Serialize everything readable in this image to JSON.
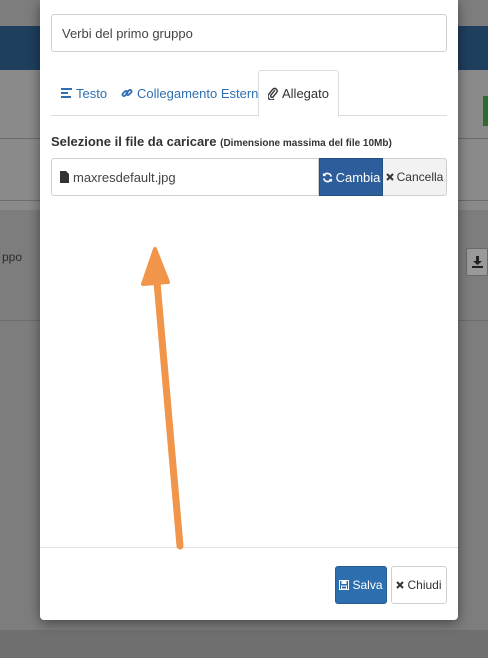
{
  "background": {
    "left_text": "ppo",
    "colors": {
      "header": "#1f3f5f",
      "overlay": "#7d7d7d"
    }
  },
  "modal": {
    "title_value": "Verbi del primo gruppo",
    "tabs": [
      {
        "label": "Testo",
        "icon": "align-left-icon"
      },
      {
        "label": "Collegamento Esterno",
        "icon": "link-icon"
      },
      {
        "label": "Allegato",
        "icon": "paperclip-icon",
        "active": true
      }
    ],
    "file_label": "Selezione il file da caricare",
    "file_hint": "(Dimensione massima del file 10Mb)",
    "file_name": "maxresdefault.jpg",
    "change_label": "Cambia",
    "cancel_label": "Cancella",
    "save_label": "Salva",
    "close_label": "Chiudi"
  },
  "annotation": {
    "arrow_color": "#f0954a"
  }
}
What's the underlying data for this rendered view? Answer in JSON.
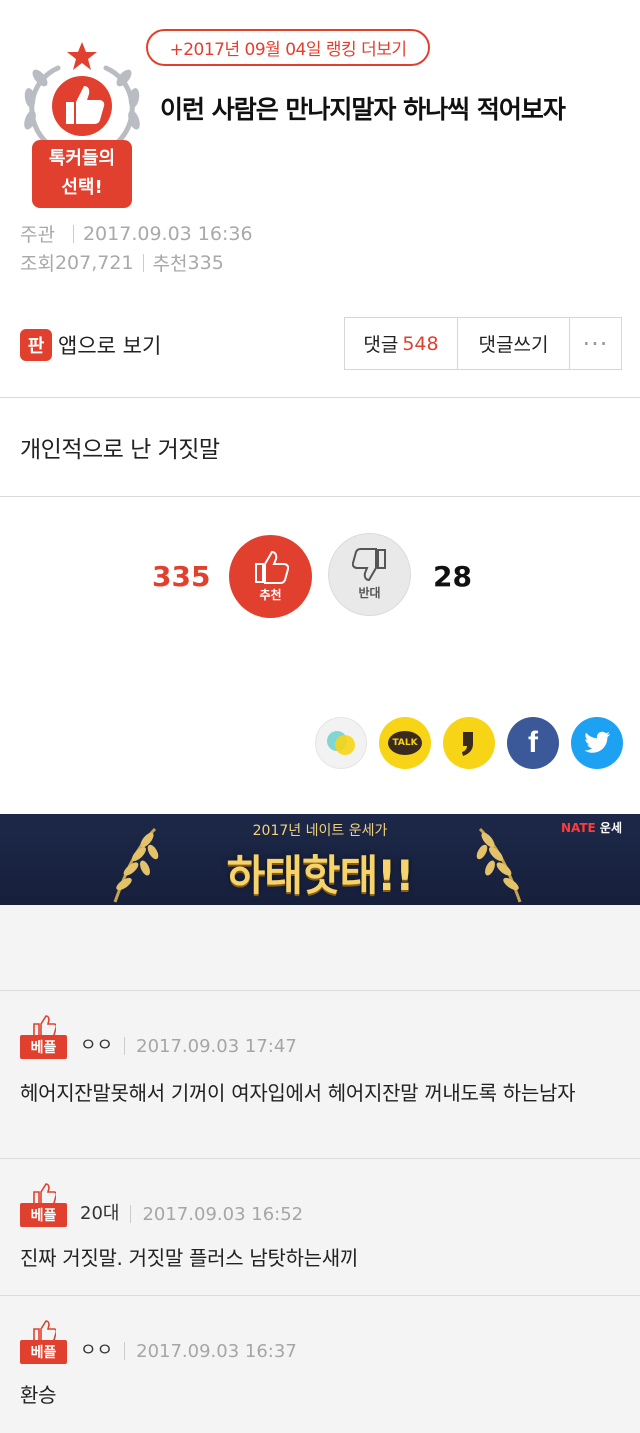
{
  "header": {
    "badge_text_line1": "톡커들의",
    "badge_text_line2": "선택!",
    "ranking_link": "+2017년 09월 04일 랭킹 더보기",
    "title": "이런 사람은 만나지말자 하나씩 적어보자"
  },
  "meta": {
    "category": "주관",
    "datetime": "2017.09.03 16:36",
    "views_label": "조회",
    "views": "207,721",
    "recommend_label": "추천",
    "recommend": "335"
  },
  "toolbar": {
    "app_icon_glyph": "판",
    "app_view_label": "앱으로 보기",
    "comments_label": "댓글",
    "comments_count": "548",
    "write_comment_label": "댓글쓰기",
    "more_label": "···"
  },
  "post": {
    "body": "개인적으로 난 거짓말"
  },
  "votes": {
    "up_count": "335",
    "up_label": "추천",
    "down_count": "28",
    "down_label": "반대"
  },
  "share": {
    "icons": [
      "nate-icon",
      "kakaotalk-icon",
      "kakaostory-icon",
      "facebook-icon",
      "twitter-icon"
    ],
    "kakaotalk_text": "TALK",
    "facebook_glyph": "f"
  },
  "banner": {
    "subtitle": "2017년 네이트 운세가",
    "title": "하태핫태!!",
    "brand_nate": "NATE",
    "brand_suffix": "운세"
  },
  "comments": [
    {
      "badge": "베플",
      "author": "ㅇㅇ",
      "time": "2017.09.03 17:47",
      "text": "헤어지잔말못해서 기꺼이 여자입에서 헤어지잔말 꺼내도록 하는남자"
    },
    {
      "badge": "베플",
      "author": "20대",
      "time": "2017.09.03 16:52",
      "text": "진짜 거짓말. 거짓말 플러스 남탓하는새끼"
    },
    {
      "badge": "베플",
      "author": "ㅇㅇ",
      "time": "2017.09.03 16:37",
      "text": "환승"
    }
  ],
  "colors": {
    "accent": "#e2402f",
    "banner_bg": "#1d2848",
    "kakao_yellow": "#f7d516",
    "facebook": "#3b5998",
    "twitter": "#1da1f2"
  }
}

Problem statement: Reproduce the data verbatim. Do not carry any picture into the copy.

Final answer:
Serialize everything readable in this image to JSON.
{
  "background": {
    "left_text": "ppo",
    "colors": {
      "header": "#1f3f5f",
      "overlay": "#7d7d7d"
    }
  },
  "modal": {
    "title_value": "Verbi del primo gruppo",
    "tabs": [
      {
        "label": "Testo",
        "icon": "align-left-icon"
      },
      {
        "label": "Collegamento Esterno",
        "icon": "link-icon"
      },
      {
        "label": "Allegato",
        "icon": "paperclip-icon",
        "active": true
      }
    ],
    "file_label": "Selezione il file da caricare",
    "file_hint": "(Dimensione massima del file 10Mb)",
    "file_name": "maxresdefault.jpg",
    "change_label": "Cambia",
    "cancel_label": "Cancella",
    "save_label": "Salva",
    "close_label": "Chiudi"
  },
  "annotation": {
    "arrow_color": "#f0954a"
  }
}
What's the underlying data for this rendered view? Answer in JSON.
{
  "header": {
    "badge_text_line1": "톡커들의",
    "badge_text_line2": "선택!",
    "ranking_link": "+2017년 09월 04일 랭킹 더보기",
    "title": "이런 사람은 만나지말자 하나씩 적어보자"
  },
  "meta": {
    "category": "주관",
    "datetime": "2017.09.03 16:36",
    "views_label": "조회",
    "views": "207,721",
    "recommend_label": "추천",
    "recommend": "335"
  },
  "toolbar": {
    "app_icon_glyph": "판",
    "app_view_label": "앱으로 보기",
    "comments_label": "댓글",
    "comments_count": "548",
    "write_comment_label": "댓글쓰기",
    "more_label": "···"
  },
  "post": {
    "body": "개인적으로 난 거짓말"
  },
  "votes": {
    "up_count": "335",
    "up_label": "추천",
    "down_count": "28",
    "down_label": "반대"
  },
  "share": {
    "icons": [
      "nate-icon",
      "kakaotalk-icon",
      "kakaostory-icon",
      "facebook-icon",
      "twitter-icon"
    ],
    "kakaotalk_text": "TALK",
    "facebook_glyph": "f"
  },
  "banner": {
    "subtitle": "2017년 네이트 운세가",
    "title": "하태핫태!!",
    "brand_nate": "NATE",
    "brand_suffix": "운세"
  },
  "comments": [
    {
      "badge": "베플",
      "author": "ㅇㅇ",
      "time": "2017.09.03 17:47",
      "text": "헤어지잔말못해서 기꺼이 여자입에서 헤어지잔말 꺼내도록 하는남자"
    },
    {
      "badge": "베플",
      "author": "20대",
      "time": "2017.09.03 16:52",
      "text": "진짜 거짓말. 거짓말 플러스 남탓하는새끼"
    },
    {
      "badge": "베플",
      "author": "ㅇㅇ",
      "time": "2017.09.03 16:37",
      "text": "환승"
    }
  ],
  "colors": {
    "accent": "#e2402f",
    "banner_bg": "#1d2848",
    "kakao_yellow": "#f7d516",
    "facebook": "#3b5998",
    "twitter": "#1da1f2"
  }
}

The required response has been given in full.